A run of records:
===

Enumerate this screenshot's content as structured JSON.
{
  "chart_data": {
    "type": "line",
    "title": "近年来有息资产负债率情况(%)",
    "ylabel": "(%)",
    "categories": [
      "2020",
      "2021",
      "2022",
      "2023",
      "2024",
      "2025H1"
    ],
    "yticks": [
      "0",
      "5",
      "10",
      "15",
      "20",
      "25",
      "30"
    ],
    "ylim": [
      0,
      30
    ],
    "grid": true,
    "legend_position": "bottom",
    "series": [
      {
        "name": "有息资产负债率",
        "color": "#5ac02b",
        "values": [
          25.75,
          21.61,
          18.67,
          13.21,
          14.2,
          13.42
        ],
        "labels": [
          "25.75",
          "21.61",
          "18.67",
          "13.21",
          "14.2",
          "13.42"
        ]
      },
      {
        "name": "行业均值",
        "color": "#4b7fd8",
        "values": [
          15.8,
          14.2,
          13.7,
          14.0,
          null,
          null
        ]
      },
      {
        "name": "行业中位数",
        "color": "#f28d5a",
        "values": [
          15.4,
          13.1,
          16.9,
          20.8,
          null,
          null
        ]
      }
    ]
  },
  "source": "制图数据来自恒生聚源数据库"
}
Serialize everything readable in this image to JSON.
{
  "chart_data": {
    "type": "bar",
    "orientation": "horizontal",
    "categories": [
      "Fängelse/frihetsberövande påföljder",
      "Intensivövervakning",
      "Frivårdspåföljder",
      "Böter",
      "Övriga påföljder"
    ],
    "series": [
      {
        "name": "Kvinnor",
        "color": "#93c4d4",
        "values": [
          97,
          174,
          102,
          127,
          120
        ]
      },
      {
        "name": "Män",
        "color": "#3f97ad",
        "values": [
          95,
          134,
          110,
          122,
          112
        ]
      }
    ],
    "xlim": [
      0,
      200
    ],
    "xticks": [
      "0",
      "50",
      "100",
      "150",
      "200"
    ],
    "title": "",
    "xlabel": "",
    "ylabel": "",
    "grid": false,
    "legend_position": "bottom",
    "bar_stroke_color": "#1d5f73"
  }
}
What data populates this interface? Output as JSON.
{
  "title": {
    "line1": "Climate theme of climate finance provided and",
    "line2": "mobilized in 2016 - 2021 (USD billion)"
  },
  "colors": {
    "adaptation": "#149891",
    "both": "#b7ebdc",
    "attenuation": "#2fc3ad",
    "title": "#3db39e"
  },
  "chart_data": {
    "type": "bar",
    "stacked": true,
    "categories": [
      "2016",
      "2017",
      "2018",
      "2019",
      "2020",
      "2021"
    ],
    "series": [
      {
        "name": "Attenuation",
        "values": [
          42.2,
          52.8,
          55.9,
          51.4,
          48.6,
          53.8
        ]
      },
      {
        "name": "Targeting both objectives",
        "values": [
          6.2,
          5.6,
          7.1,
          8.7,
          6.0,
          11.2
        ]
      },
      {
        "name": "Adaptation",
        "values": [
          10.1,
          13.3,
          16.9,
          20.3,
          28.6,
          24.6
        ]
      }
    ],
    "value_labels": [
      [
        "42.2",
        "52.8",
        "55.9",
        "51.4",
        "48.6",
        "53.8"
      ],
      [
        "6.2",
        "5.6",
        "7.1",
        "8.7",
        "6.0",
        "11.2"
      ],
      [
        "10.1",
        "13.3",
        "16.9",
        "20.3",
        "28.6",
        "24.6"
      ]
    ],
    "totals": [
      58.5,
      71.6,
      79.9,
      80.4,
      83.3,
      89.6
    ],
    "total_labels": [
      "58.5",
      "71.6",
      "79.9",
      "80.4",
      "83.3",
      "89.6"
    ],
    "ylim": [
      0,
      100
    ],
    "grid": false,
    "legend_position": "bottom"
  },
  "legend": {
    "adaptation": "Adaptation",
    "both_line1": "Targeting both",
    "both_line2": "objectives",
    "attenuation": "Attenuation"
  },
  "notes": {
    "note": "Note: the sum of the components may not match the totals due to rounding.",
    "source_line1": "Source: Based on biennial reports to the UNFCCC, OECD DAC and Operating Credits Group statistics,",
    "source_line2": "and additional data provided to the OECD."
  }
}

===

» EXERCISE DIRECTIONS
Where a line holds the string "totals", copy that line.

» EXPECTED ANSWER
    "totals": [
    "note": "Note: the sum of the components may not match the totals due to rounding.",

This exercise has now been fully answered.